- _GIVEN REQUEST_
Select each line where the word "左思右想" appears.

==================================================

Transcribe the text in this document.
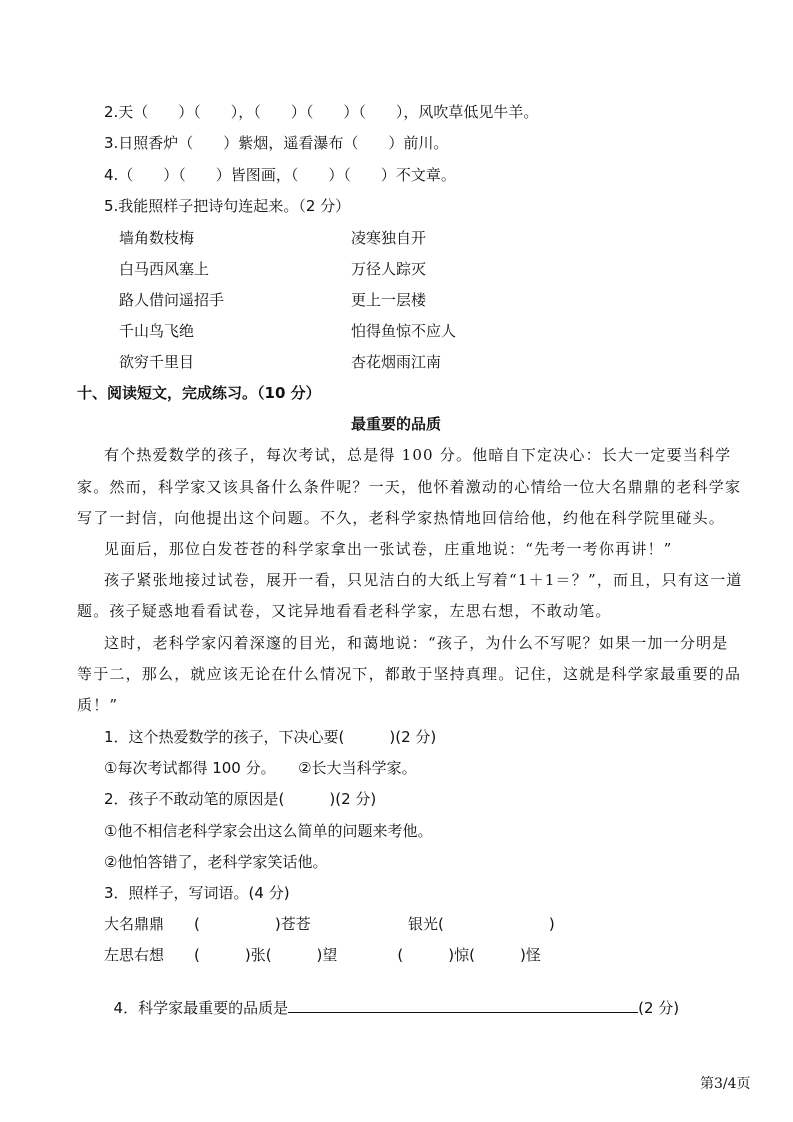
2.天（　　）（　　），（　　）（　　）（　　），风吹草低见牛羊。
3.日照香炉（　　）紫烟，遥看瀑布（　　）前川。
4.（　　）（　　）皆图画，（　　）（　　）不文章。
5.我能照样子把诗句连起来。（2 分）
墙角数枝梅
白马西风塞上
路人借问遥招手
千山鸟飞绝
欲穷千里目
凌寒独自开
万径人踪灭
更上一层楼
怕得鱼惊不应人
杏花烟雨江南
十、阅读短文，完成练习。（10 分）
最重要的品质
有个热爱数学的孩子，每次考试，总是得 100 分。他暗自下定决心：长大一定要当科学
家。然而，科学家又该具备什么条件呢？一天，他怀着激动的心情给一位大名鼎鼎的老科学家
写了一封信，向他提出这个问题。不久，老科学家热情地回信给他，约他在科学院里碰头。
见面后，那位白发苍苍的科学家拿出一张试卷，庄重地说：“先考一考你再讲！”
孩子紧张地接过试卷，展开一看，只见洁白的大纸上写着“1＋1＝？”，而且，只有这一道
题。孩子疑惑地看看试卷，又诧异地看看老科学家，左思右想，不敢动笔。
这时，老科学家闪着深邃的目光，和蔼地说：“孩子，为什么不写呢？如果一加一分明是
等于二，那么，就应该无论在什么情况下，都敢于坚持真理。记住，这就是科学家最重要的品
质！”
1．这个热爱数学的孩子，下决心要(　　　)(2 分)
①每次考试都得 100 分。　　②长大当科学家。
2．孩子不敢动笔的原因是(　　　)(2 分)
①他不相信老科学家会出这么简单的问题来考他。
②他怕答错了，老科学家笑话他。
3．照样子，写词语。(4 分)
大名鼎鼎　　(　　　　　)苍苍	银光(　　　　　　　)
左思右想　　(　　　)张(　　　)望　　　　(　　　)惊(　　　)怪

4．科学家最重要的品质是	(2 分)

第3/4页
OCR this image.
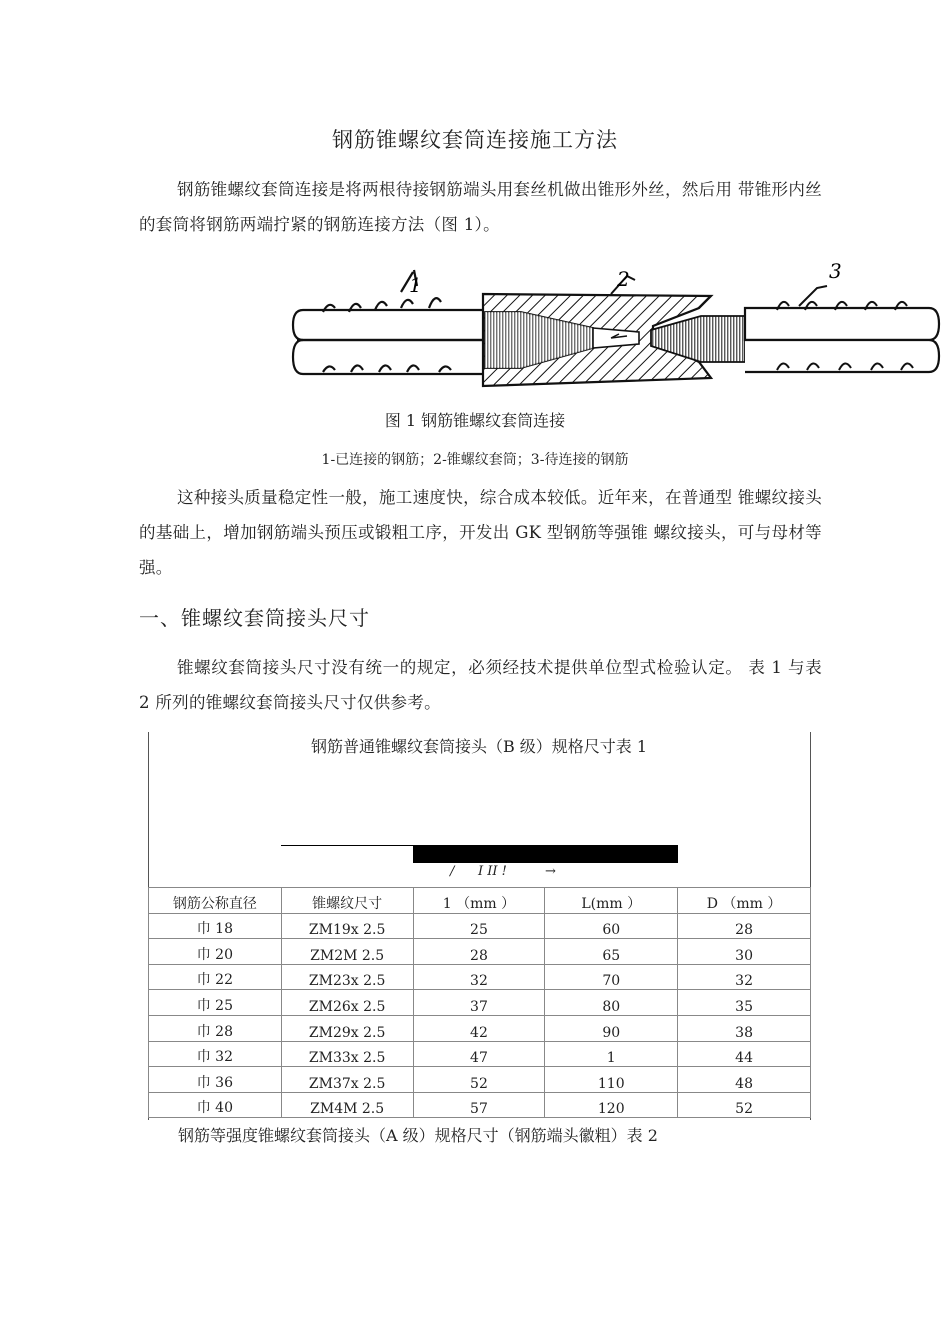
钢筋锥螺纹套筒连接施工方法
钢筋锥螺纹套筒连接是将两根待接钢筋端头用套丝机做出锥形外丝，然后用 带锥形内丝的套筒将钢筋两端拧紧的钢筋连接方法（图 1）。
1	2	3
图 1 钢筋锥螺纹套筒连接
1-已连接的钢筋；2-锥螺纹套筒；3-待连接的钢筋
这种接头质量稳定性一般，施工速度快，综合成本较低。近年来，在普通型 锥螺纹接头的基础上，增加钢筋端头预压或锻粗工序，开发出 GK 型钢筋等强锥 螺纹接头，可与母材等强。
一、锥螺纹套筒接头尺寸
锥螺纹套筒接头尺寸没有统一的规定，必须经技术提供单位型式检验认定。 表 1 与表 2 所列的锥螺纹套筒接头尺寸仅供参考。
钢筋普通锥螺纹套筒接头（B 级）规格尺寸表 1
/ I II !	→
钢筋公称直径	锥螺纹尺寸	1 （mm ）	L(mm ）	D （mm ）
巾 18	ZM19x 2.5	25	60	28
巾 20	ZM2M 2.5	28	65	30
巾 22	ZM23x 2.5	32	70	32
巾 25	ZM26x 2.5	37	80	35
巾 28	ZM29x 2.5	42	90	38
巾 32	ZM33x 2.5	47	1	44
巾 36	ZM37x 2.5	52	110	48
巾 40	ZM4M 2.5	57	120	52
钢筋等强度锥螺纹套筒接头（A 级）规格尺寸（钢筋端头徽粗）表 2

==================================================

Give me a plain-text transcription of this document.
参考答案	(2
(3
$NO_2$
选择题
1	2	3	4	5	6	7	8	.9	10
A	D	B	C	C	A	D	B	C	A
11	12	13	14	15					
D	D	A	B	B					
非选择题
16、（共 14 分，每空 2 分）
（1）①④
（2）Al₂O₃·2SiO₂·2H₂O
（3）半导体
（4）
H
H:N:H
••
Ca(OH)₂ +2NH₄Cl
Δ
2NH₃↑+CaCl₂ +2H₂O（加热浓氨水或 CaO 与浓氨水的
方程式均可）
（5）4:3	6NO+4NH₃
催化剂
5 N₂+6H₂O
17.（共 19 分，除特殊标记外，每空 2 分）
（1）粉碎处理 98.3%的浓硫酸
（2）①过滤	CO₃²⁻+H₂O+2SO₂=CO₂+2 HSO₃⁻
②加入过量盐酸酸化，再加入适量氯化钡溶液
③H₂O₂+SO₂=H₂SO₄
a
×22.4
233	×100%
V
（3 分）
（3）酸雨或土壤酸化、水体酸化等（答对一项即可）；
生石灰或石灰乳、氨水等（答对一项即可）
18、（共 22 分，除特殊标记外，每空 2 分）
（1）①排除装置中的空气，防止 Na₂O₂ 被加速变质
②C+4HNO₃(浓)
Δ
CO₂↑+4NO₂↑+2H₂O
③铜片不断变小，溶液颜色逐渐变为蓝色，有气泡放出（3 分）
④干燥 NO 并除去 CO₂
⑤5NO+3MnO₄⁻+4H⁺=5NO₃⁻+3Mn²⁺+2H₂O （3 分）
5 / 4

==================================================

- _RESULT_
题。孩子疑惑地看看试卷，又诧异地看看老科学家，左思右想，不敢动笔。
左思右想　　(　　　)张(　　　)望　　　　(　　　)惊(　　　)怪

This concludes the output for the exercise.